== LIGNES SOURCES ==
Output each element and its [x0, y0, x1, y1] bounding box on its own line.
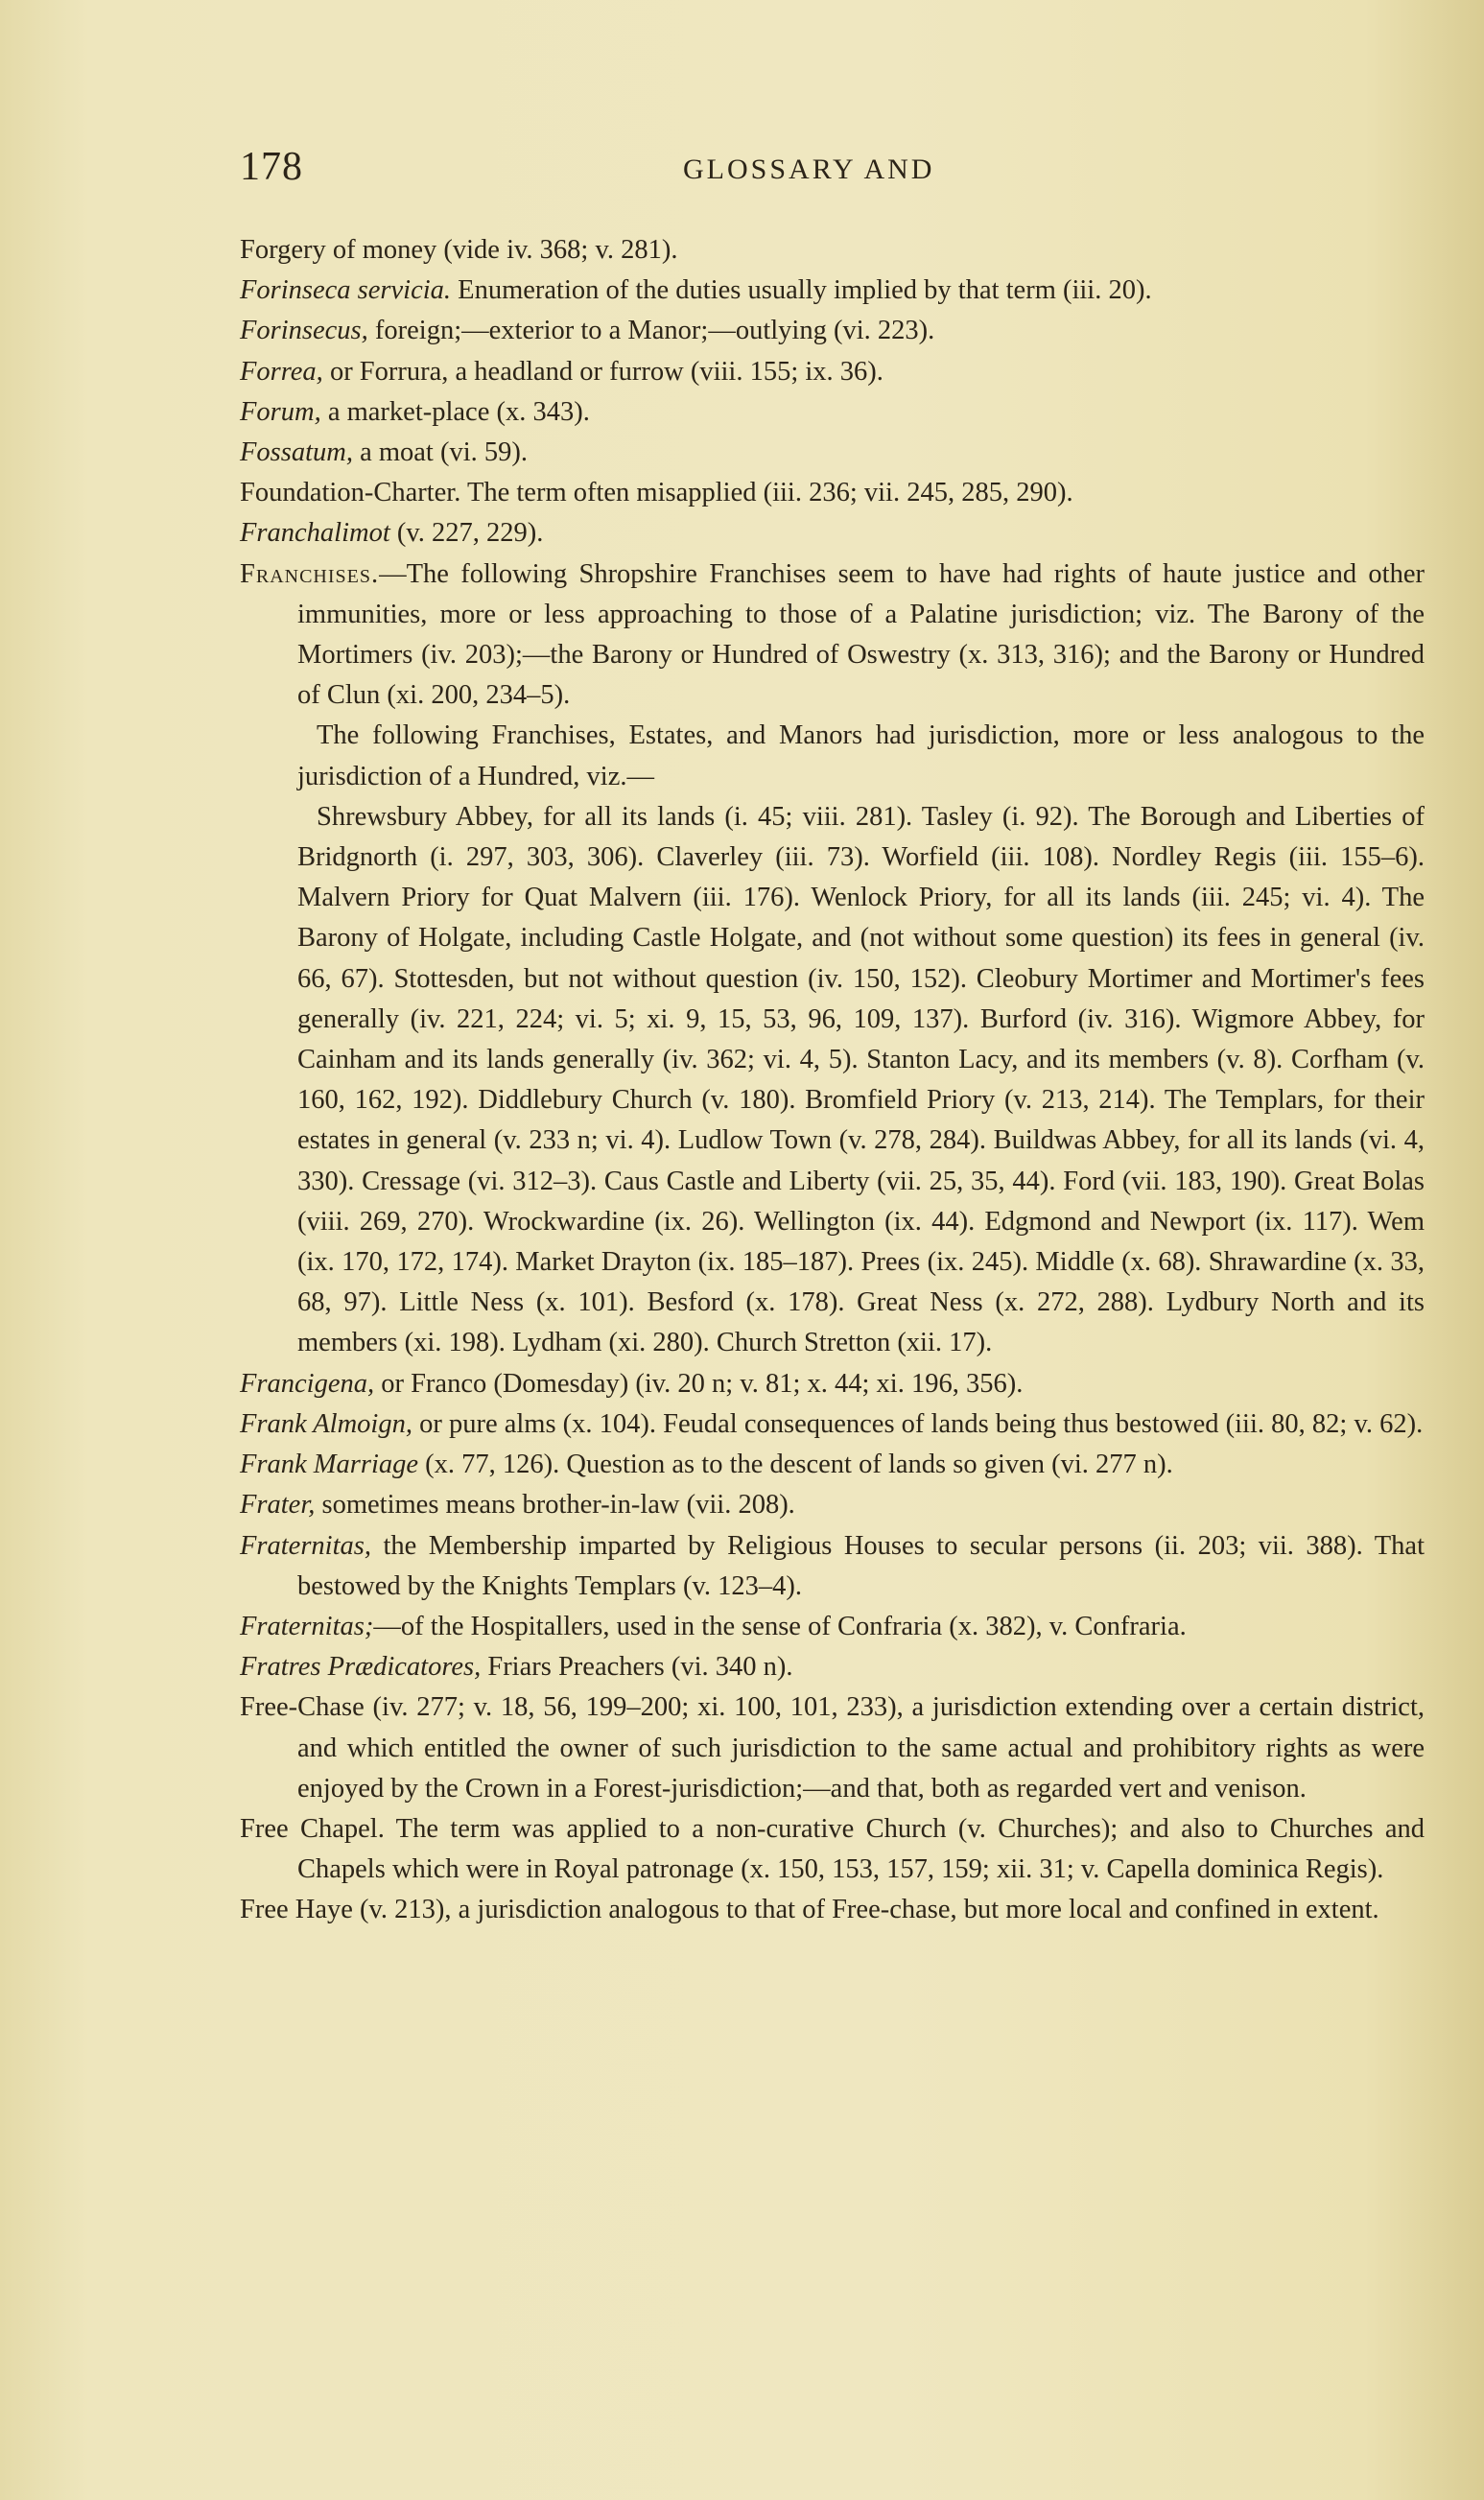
- entry-term: Frank Almoign,: [240, 1408, 412, 1439]
- entry-term: Franchises.: [240, 558, 380, 589]
- glossary-entry: [240, 1526, 1425, 1607]
- entry-text: or pure alms (x. 104). Feudal consequences of lands being thus bestowed (iii. 80, 82; v. 62).: [412, 1408, 1424, 1439]
- entry-term: Forrea,: [240, 356, 323, 387]
- entry-text: Free Chapel. The term was applied to a non-curative Church (v. Churches); and also to Churches and Chapels which were in Royal patronage (x. 150, 153, 157, 159; xii. 31; v. Capella dominica Regis).: [240, 1813, 1425, 1885]
- glossary-paragraph: [240, 797, 1425, 1364]
- entry-text: The following Franchises, Estates, and Manors had jurisdiction, more or less analogous to the jurisdiction of a Hundred, viz.—: [297, 720, 1425, 791]
- entry-text: Foundation-Charter. The term often misapplied (iii. 236; vii. 245, 285, 290).: [240, 478, 1073, 508]
- glossary-entry: [240, 1607, 1425, 1647]
- glossary-entry: [240, 1809, 1425, 1890]
- entry-term: Fraternitas,: [240, 1530, 371, 1561]
- glossary-entry: [240, 554, 1425, 717]
- glossary-entry: [240, 271, 1425, 311]
- page-number: 178: [240, 145, 303, 189]
- glossary-paragraph: [240, 716, 1425, 796]
- glossary-entry: [240, 1404, 1425, 1445]
- glossary-entry: [240, 513, 1425, 554]
- entry-text: Free Haye (v. 213), a jurisdiction analogous to that of Free-chase, but more local and confined in extent.: [240, 1895, 1379, 1925]
- entry-term: Forum,: [240, 396, 321, 427]
- entry-text: a moat (vi. 59).: [352, 437, 529, 468]
- entry-term: Fossatum,: [240, 437, 353, 468]
- entry-term: Frank Marriage: [240, 1450, 419, 1480]
- entry-text: (v. 227, 229).: [389, 518, 544, 549]
- entry-term: Franchalimot: [240, 518, 390, 549]
- entry-text: a market-place (x. 343).: [320, 396, 590, 427]
- glossary-entry: [240, 311, 1425, 351]
- glossary-entry: [240, 352, 1425, 392]
- entry-term: Francigena,: [240, 1368, 375, 1399]
- glossary-entry: [240, 1890, 1425, 1930]
- entry-text: sometimes means brother-in-law (vii. 208).: [315, 1490, 795, 1521]
- entry-text: Shrewsbury Abbey, for all its lands (i. 45; viii. 281). Tasley (i. 92). The Borough and Liberties of Bridgnorth (i. 297, 303, 306). Claverley (iii. 73). Worfield (iii. 108). Nordley Regis (iii. 155–6). Malvern Priory for Quat Malvern (iii. 176). Wenlock Priory, for all its lands (iii. 245; vi. 4). The Barony of Holgate, including Castle Holgate, and (not without some question) its fees in general (iv. 66, 67). Stottesden, but not without question (iv. 150, 152). Cleobury Mortimer and Mortimer's fees generally (iv. 221, 224; vi. 5; xi. 9, 15, 53, 96, 109, 137). Burford (iv. 316). Wigmore Abbey, for Cainham and its lands generally (iv. 362; vi. 4, 5). Stanton Lacy, and its members (v. 8). Corfham (v. 160, 162, 192). Diddlebury Church (v. 180). Bromfield Priory (v. 213, 214). The Templars, for their estates in general (v. 233 n; vi. 4). Ludlow Town (v. 278, 284). Buildwas Abbey, for all its lands (vi. 4, 330). Cressage (vi. 312–3). Caus Castle and Liberty (vii. 25, 35, 44). Ford (vii. 183, 190). Great Bolas (viii. 269, 270). Wrockwardine (ix. 26). Wellington (ix. 44). Edgmond and Newport (ix. 117). Wem (ix. 170, 172, 174). Market Drayton (ix. 185–187). Prees (ix. 245). Middle (x. 68). Shrawardine (x. 33, 68, 97). Little Ness (x. 101). Besford (x. 178). Great Ness (x. 272, 288). Lydbury North and its members (xi. 198). Lydham (xi. 280). Church Stretton (xii. 17).: [297, 801, 1425, 1358]
- glossary-body: [240, 230, 1425, 1931]
- running-head: GLOSSARY AND: [683, 153, 935, 185]
- glossary-entry: [240, 1364, 1425, 1404]
- page-header: [240, 144, 1420, 192]
- entry-text: foreign;—exterior to a Manor;—outlying (vi. 223).: [367, 316, 935, 346]
- entry-text: or Forrura, a headland or furrow (viii. 155; ix. 36).: [322, 356, 883, 387]
- glossary-entry: [240, 230, 1425, 271]
- entry-text: Forgery of money (vide iv. 368; v. 281).: [240, 235, 678, 265]
- entry-term: Frater,: [240, 1490, 316, 1521]
- entry-text: Friars Preachers (vi. 340 n).: [481, 1652, 793, 1683]
- glossary-entry: [240, 473, 1425, 513]
- entry-text: —of the Hospitallers, used in the sense of Confraria (x. 382), v. Confraria.: [373, 1611, 1187, 1641]
- entry-text: or Franco (Domesday) (iv. 20 n; v. 81; x. 44; xi. 196, 356).: [374, 1368, 1024, 1399]
- entry-term: Fraternitas;: [240, 1611, 374, 1641]
- entry-text: Free-Chase (iv. 277; v. 18, 56, 199–200; xi. 100, 101, 233), a jurisdiction extending over a certain district, and which entitled the owner of such jurisdiction to the same actual and prohibitory rights as were enjoyed by the Crown in a Forest-jurisdiction;—and that, both as regarded vert and venison.: [240, 1692, 1425, 1804]
- entry-term: Forinseca servicia.: [240, 275, 452, 306]
- entry-term: Forinsecus,: [240, 316, 368, 346]
- glossary-entry: [240, 1445, 1425, 1485]
- entry-text: the Membership imparted by Religious Houses to secular persons (ii. 203; vii. 388). That bestowed by the Knights Templars (v. 123–4).: [297, 1530, 1425, 1601]
- glossary-entry: [240, 392, 1425, 433]
- entry-text: —The following Shropshire Franchises seem to have had rights of haute justice and other immunities, more or less approaching to those of a Palatine jurisdiction; viz. The Barony of the Mortimers (iv. 203);—the Barony or Hundred of Oswestry (x. 313, 316); and the Barony or Hundred of Clun (xi. 200, 234–5).: [297, 558, 1425, 711]
- entry-text: Enumeration of the duties usually implied by that term (iii. 20).: [451, 275, 1152, 306]
- glossary-entry: [240, 1647, 1425, 1687]
- entry-text: (x. 77, 126). Question as to the descent of lands so given (vi. 277 n).: [418, 1450, 1173, 1480]
- entry-term: Fratres Prædicatores,: [240, 1652, 482, 1683]
- glossary-entry: [240, 1687, 1425, 1809]
- glossary-entry: [240, 1485, 1425, 1525]
- glossary-entry: [240, 433, 1425, 473]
===
TÂCHE À RÉALISER:
Extrayez, s'il vous plaît, toutes les lignes ci-dessus qui contiennent le mot « jurisdiction », en les recopiant sans modification.

RÉPONSE CI-DESSOUS:
- entry-text: The following Franchises, Estates, and Manors had jurisdiction, more or less analogous to the jurisdiction of a Hundred, viz.—: [297, 720, 1425, 791]
- entry-text: Free Haye (v. 213), a jurisdiction analogous to that of Free-chase, but more local and confined in extent.: [240, 1895, 1379, 1925]
- entry-text: Free-Chase (iv. 277; v. 18, 56, 199–200; xi. 100, 101, 233), a jurisdiction extending over a certain district, and which entitled the owner of such jurisdiction to the same actual and prohibitory rights as were enjoyed by the Crown in a Forest-jurisdiction;—and that, both as regarded vert and venison.: [240, 1692, 1425, 1804]
- entry-text: —The following Shropshire Franchises seem to have had rights of haute justice and other immunities, more or less approaching to those of a Palatine jurisdiction; viz. The Barony of the Mortimers (iv. 203);—the Barony or Hundred of Oswestry (x. 313, 316); and the Barony or Hundred of Clun (xi. 200, 234–5).: [297, 558, 1425, 711]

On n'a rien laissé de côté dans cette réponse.